**Description of the task**
Without the images, write out all of the following entries exactly.

**Exercise material**
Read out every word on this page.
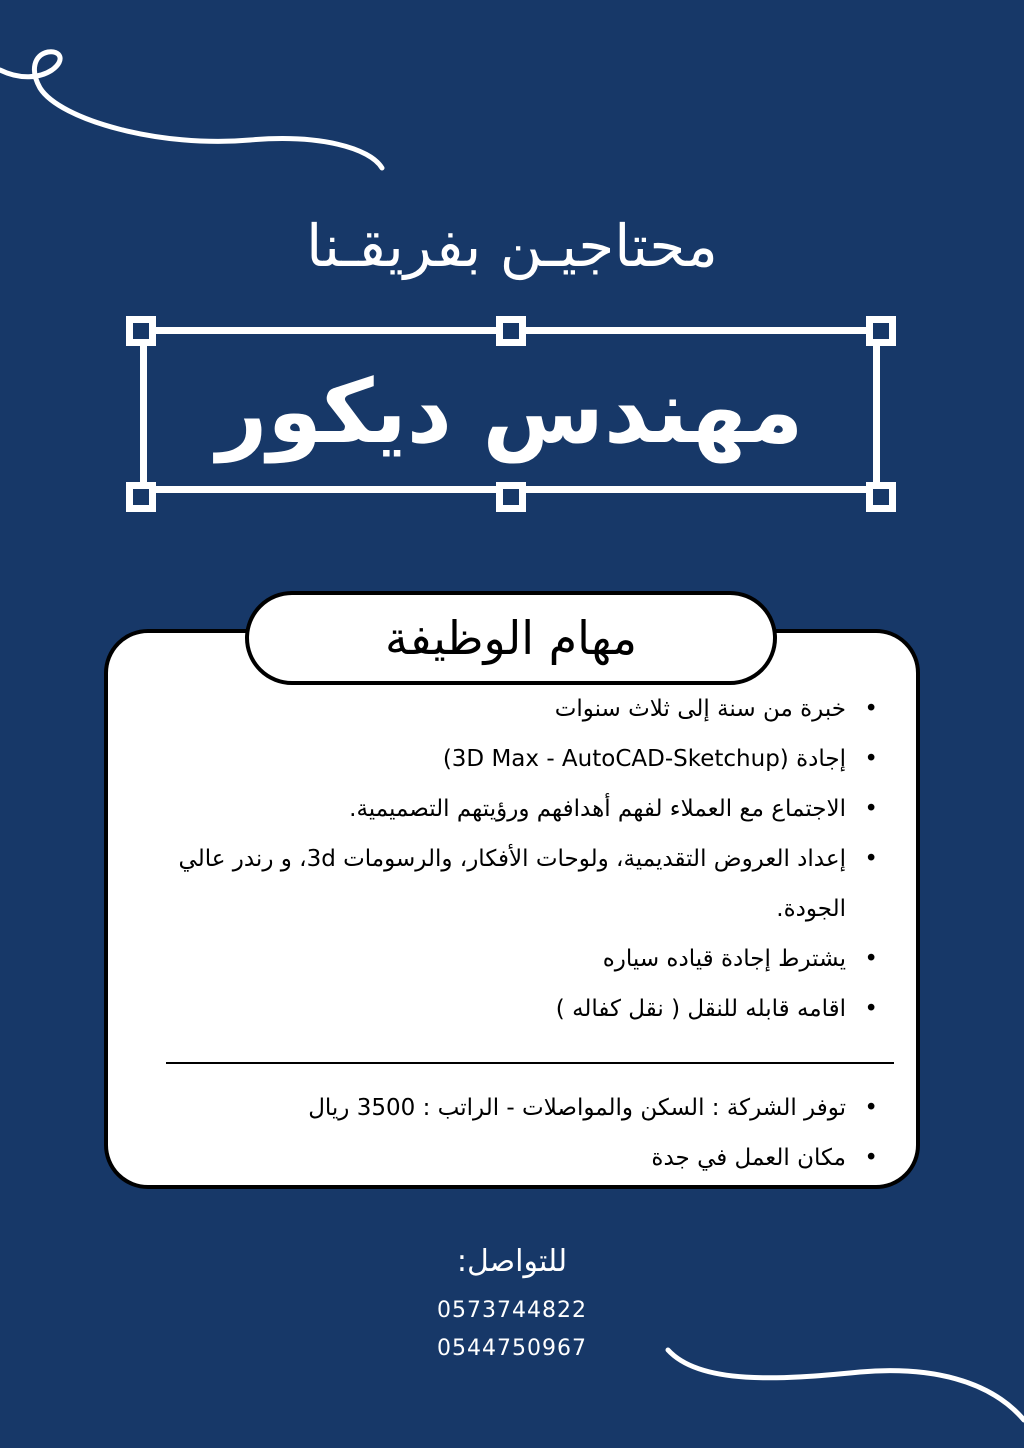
محتاجيـن بفريقـنا
مهندس ديكور
مهام الوظيفة
• خبرة من سنة إلى ثلاث سنوات
• إجادة (3D Max - AutoCAD-Sketchup)
• الاجتماع مع العملاء لفهم أهدافهم ورؤيتهم التصميمية.
• إعداد العروض التقديمية، ولوحات الأفكار، والرسومات 3d، و رندر عالي الجودة.
• يشترط إجادة قياده سياره
• اقامه قابله للنقل ( نقل كفاله )
• توفر الشركة : السكن والمواصلات - الراتب : 3500 ريال
• مكان العمل في جدة
للتواصل:
0573744822
0544750967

**Reply**
Read out every word on this page.
محتاجيـن بفريقـنا
مهندس ديكور
مهام الوظيفة
• خبرة من سنة إلى ثلاث سنوات
• إجادة (3D Max - AutoCAD-Sketchup)
• الاجتماع مع العملاء لفهم أهدافهم ورؤيتهم التصميمية.
• إعداد العروض التقديمية، ولوحات الأفكار، والرسومات 3d، و رندر عالي الجودة.
• يشترط إجادة قياده سياره
• اقامه قابله للنقل ( نقل كفاله )
• توفر الشركة : السكن والمواصلات - الراتب : 3500 ريال
• مكان العمل في جدة
للتواصل:
0573744822
0544750967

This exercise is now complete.